### Exercise
Find every line with the word "objective" and give their count, nothing else.

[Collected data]
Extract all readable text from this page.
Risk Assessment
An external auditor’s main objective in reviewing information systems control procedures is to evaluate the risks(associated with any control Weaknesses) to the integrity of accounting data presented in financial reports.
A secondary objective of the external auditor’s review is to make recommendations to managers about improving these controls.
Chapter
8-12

--

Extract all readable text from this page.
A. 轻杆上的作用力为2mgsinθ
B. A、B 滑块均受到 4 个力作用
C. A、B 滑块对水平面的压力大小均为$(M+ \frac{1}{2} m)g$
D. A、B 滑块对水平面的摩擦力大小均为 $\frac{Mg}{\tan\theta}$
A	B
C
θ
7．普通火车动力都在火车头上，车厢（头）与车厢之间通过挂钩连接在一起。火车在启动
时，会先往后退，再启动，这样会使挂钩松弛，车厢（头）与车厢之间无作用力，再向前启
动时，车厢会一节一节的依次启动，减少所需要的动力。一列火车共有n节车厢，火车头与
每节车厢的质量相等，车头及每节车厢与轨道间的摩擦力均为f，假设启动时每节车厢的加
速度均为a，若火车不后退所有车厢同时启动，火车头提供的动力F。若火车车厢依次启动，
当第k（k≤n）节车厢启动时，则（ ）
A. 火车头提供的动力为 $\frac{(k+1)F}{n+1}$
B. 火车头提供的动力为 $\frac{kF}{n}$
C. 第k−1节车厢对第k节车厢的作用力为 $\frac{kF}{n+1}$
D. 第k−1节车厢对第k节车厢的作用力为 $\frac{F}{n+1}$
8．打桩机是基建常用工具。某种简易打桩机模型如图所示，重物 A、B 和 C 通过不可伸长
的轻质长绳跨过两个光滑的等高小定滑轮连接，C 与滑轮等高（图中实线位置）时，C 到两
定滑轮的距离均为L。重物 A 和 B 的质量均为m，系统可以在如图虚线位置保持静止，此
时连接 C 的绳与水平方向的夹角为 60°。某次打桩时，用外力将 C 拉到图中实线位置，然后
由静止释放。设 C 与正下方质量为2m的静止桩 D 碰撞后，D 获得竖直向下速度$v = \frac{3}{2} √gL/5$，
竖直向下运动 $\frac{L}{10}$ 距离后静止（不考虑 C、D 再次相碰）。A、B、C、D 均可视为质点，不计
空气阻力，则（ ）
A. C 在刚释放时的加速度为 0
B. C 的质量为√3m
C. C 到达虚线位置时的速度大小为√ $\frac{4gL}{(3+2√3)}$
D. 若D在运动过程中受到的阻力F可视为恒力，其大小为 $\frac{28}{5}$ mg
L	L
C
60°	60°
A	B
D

### Answer to this task
2